_TASK GOAL_. Take every line that has the string "from" and copy it out.

╔══

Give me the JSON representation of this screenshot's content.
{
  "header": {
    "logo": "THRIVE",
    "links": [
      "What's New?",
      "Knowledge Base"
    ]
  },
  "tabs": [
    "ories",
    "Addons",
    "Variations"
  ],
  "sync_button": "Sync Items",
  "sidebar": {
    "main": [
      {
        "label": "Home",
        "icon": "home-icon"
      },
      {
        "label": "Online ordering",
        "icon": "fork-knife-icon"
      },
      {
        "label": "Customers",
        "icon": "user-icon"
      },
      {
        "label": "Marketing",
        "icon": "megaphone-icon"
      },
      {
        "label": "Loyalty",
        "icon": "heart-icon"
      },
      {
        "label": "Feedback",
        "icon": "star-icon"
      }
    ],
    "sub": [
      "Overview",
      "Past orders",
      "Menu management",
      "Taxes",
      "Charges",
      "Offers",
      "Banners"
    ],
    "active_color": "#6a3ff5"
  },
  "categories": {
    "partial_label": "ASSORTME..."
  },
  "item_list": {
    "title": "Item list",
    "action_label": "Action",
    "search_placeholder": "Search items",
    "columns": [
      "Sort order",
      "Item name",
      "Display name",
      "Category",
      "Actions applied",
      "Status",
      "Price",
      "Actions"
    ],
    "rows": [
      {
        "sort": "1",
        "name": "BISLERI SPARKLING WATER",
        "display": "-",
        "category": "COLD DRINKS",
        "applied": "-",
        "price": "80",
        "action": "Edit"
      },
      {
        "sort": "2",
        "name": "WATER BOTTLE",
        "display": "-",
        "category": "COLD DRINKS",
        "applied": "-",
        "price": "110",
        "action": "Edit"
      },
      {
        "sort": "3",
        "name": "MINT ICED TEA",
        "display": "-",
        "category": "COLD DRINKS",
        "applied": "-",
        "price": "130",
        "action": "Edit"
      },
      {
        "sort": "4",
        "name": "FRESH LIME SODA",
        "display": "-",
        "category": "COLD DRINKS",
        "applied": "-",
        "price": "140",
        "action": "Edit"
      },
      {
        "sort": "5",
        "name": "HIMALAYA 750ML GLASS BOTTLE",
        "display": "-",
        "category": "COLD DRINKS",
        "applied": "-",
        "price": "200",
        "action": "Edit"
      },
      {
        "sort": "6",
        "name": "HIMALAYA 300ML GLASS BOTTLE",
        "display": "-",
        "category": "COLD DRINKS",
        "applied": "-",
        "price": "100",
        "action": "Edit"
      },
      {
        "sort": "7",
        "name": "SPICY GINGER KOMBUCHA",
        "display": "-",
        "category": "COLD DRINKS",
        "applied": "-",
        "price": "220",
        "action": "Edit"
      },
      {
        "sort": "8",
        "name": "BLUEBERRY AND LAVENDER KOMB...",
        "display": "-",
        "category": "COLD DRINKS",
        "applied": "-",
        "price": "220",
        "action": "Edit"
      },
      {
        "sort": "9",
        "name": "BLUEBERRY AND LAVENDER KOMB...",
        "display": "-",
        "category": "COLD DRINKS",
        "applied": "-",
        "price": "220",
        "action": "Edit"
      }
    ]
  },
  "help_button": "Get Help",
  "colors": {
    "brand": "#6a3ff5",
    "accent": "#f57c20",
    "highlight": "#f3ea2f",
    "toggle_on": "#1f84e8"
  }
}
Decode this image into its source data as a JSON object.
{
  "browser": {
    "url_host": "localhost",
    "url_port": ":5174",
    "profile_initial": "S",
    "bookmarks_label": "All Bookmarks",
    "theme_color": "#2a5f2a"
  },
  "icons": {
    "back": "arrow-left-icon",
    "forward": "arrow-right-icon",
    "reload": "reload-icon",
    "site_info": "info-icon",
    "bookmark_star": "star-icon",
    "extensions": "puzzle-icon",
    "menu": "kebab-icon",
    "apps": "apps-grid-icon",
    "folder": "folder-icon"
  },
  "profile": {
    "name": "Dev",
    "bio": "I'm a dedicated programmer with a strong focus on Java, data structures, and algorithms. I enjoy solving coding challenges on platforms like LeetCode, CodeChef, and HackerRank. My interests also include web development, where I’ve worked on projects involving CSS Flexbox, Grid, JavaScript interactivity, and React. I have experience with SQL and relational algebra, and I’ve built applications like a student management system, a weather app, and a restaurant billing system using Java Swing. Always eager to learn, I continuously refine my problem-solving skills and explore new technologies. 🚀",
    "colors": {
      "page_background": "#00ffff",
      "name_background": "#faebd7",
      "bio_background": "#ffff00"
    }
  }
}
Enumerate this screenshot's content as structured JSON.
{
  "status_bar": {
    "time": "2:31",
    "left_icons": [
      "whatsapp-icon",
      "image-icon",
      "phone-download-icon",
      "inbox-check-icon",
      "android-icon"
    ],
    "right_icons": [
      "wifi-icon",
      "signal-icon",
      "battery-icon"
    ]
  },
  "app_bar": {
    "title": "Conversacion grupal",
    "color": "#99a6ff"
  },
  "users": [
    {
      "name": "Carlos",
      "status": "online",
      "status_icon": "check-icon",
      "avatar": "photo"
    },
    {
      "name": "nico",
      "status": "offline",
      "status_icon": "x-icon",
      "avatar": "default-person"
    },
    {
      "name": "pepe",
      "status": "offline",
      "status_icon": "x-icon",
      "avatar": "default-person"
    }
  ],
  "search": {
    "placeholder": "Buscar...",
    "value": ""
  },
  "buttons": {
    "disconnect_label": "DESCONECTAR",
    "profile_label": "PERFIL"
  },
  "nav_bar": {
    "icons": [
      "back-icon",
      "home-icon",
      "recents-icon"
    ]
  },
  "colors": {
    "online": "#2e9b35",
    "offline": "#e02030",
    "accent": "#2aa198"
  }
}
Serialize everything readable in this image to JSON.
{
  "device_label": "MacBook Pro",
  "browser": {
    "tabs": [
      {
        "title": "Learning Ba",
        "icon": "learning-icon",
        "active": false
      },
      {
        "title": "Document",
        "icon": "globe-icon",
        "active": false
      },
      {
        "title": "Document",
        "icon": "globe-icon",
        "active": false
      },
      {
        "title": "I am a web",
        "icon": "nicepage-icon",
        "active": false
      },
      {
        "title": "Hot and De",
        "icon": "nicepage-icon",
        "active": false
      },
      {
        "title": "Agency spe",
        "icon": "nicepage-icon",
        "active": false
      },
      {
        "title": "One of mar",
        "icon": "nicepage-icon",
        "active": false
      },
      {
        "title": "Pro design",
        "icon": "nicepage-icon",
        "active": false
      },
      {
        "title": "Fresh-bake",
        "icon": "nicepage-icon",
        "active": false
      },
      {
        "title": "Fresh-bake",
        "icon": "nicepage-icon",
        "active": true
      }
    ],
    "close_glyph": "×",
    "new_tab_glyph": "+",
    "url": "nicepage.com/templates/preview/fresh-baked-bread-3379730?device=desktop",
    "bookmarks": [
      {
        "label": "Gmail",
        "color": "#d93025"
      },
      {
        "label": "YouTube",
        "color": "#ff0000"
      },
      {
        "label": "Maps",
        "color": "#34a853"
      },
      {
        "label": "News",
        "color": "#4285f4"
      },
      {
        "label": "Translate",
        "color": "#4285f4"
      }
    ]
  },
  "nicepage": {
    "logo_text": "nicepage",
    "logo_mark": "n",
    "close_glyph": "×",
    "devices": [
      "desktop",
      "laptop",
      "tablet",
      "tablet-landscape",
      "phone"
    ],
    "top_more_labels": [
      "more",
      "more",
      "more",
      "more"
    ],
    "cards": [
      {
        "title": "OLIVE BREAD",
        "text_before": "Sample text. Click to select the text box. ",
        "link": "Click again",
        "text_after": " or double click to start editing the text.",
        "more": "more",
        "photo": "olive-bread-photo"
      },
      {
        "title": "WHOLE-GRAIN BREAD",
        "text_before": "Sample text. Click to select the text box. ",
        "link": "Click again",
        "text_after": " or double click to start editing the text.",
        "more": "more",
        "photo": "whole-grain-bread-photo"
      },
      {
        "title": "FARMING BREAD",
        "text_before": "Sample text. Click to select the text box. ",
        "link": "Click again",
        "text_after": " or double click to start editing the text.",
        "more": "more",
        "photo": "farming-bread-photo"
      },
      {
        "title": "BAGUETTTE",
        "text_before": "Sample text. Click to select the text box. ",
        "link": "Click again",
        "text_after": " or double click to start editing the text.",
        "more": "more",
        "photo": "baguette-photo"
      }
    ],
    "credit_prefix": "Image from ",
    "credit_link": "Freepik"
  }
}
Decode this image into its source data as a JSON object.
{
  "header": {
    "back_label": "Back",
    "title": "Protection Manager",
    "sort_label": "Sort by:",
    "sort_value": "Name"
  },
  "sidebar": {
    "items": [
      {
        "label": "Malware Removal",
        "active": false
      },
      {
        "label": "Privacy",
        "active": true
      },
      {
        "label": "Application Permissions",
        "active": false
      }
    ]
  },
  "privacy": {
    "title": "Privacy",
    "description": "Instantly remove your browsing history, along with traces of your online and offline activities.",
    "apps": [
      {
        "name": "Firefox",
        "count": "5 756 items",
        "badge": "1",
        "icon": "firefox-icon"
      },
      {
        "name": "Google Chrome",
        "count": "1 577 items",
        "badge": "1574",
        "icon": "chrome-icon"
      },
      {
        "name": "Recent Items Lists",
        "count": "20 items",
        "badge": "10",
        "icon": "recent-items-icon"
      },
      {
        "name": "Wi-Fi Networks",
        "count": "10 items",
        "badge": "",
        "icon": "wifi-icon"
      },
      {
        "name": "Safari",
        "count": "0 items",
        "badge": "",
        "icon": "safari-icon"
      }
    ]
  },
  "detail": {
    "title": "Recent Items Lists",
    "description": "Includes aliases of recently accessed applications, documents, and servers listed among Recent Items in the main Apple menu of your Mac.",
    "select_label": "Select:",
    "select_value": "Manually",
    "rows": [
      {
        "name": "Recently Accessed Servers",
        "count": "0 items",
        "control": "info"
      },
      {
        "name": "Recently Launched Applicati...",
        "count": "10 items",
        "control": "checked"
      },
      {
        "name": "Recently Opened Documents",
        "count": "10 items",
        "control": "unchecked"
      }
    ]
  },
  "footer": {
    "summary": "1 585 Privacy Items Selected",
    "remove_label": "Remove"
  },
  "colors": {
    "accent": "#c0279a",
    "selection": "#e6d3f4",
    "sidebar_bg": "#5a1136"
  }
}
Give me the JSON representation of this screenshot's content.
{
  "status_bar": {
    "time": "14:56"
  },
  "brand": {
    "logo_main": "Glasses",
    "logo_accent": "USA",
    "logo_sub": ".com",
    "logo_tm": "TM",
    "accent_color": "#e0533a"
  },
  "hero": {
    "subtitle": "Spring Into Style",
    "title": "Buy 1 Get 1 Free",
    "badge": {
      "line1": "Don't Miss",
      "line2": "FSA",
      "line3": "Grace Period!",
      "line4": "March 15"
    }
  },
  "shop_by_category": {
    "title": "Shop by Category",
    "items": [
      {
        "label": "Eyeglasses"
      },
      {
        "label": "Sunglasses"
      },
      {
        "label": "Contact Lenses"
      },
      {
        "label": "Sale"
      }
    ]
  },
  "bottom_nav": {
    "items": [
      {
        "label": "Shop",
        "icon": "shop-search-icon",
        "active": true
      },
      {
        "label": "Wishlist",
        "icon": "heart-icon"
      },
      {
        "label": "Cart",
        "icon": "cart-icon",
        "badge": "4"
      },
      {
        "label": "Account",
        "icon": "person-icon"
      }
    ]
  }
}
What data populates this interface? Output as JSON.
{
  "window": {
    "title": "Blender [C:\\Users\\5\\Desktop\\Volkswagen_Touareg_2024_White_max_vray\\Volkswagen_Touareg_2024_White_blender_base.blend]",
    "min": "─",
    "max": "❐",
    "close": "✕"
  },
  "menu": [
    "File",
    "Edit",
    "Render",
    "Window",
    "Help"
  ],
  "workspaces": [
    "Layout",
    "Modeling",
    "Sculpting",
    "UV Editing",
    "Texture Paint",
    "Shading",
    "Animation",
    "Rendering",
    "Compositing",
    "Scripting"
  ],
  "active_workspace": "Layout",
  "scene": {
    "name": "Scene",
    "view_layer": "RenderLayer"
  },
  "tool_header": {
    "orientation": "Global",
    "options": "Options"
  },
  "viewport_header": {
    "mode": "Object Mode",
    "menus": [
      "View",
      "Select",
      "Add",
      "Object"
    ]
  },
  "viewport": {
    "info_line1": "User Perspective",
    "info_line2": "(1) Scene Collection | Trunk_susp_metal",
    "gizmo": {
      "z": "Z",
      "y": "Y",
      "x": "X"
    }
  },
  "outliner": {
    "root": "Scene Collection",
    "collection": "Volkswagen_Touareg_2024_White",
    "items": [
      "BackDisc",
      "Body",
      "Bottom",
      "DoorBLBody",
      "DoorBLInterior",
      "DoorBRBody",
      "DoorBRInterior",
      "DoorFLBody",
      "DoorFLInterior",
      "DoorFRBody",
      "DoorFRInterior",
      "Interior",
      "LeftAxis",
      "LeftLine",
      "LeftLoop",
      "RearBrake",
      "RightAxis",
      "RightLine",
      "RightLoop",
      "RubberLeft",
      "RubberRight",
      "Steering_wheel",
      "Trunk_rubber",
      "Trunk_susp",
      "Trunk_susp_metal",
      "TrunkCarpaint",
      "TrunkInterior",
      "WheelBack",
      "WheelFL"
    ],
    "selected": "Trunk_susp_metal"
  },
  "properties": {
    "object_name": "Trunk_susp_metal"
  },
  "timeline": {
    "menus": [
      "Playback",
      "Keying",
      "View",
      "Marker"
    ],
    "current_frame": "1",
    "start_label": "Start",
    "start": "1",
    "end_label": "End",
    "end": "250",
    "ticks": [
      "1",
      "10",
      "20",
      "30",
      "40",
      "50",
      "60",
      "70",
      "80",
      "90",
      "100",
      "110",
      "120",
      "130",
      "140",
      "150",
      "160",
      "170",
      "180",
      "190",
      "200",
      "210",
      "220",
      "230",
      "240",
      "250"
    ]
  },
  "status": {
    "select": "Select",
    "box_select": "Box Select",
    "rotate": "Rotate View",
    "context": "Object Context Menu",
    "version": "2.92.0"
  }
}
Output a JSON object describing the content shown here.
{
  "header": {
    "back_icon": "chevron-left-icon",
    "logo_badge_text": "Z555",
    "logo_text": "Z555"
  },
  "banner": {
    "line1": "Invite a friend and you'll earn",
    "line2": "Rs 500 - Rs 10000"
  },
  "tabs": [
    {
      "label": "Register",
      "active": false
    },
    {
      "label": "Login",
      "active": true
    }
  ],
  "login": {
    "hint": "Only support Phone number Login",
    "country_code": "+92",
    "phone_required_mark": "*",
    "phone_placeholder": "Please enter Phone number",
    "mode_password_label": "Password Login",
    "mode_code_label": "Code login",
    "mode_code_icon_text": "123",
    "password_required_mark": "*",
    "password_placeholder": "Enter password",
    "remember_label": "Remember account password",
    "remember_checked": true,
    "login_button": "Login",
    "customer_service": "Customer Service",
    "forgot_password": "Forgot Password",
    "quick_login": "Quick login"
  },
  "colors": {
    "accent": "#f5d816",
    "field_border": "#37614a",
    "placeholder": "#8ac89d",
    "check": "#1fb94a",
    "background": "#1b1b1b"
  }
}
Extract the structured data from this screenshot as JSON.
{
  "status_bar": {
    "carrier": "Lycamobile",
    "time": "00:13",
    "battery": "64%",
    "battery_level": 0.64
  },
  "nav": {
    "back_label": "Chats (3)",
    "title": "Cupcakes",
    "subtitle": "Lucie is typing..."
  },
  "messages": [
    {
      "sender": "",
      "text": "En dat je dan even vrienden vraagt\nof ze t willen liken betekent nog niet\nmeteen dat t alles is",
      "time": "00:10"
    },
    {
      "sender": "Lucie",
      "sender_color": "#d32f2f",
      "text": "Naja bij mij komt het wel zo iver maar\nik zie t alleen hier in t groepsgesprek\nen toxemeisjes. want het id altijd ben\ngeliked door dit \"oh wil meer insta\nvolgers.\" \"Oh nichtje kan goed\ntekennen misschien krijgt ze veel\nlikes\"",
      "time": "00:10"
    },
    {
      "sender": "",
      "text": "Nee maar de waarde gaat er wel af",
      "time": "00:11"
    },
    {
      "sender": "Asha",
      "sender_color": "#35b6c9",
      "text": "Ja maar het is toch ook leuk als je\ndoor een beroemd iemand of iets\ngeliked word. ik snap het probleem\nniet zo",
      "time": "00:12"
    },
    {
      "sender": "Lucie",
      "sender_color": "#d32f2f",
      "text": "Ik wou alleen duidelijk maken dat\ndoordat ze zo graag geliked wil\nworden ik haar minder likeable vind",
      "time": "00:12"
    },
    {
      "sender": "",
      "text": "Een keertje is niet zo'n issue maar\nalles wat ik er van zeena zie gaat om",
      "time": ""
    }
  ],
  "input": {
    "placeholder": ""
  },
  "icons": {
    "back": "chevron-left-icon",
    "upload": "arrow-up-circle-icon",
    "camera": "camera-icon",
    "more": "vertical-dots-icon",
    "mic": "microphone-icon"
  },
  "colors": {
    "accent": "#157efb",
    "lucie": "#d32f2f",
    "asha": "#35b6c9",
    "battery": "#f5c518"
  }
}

╚══

_EXERCISE RESULT_.
    "credit_prefix": "Image from ",
Extract the structured data from this screenshot as JSON.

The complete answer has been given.